──────── Supplied data

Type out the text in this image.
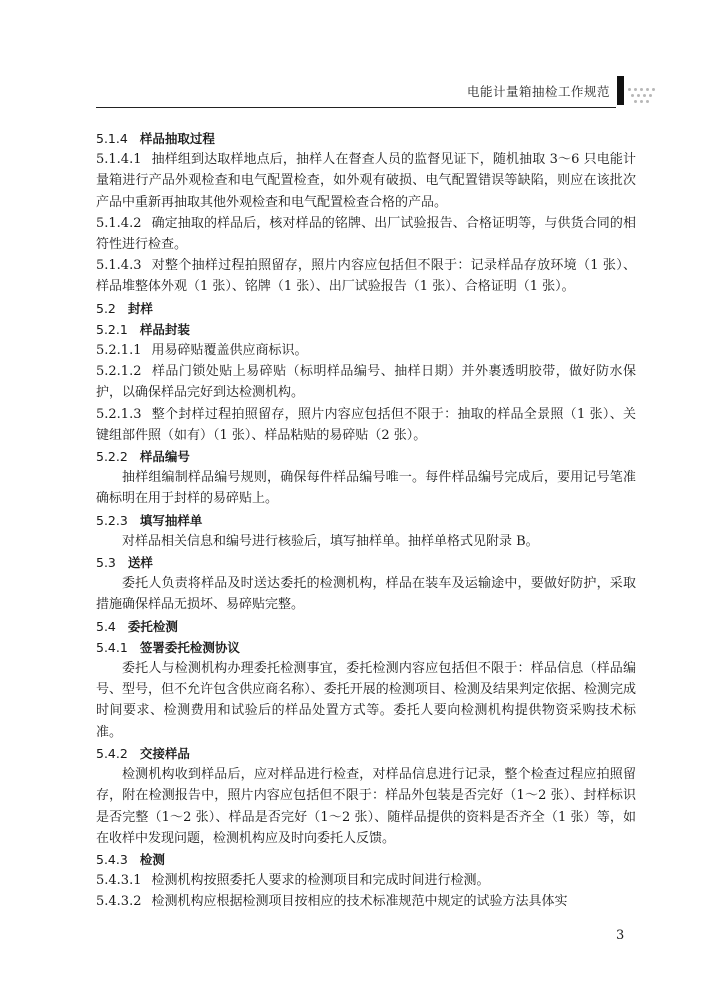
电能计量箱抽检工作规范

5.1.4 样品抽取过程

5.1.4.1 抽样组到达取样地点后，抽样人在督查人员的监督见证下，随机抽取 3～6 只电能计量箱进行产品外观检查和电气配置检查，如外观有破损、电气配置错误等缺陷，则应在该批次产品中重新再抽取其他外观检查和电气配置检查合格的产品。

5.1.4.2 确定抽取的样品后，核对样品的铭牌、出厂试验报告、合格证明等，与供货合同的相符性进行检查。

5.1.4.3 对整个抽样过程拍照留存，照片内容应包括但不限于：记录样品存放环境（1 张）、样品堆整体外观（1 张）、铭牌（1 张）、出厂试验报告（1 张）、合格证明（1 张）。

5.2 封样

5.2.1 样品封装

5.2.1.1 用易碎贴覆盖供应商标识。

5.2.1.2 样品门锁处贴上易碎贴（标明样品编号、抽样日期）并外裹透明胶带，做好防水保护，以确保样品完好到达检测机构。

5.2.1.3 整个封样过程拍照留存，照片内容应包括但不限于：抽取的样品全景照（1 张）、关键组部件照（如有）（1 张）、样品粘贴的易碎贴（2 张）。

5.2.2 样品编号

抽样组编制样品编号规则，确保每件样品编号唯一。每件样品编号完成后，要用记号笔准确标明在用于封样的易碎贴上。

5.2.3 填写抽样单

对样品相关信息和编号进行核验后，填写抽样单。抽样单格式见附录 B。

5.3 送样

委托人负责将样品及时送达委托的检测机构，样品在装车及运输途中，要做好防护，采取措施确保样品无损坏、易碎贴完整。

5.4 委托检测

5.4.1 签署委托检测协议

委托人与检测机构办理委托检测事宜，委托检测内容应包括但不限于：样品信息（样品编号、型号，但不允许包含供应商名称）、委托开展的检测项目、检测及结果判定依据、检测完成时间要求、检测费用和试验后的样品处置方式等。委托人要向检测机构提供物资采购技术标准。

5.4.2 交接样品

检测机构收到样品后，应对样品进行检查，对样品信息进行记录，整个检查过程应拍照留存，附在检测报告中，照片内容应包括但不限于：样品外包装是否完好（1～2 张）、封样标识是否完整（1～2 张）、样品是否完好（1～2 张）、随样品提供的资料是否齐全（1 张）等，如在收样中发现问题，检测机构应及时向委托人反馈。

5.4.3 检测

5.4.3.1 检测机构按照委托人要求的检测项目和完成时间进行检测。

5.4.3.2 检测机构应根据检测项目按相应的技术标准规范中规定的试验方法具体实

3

────────────────

| Work to do |
Go through the data and gather every line that holds "填写抽样单".

| Answer to the task |
5.2.3 填写抽样单
对样品相关信息和编号进行核验后，填写抽样单。抽样单格式见附录 B。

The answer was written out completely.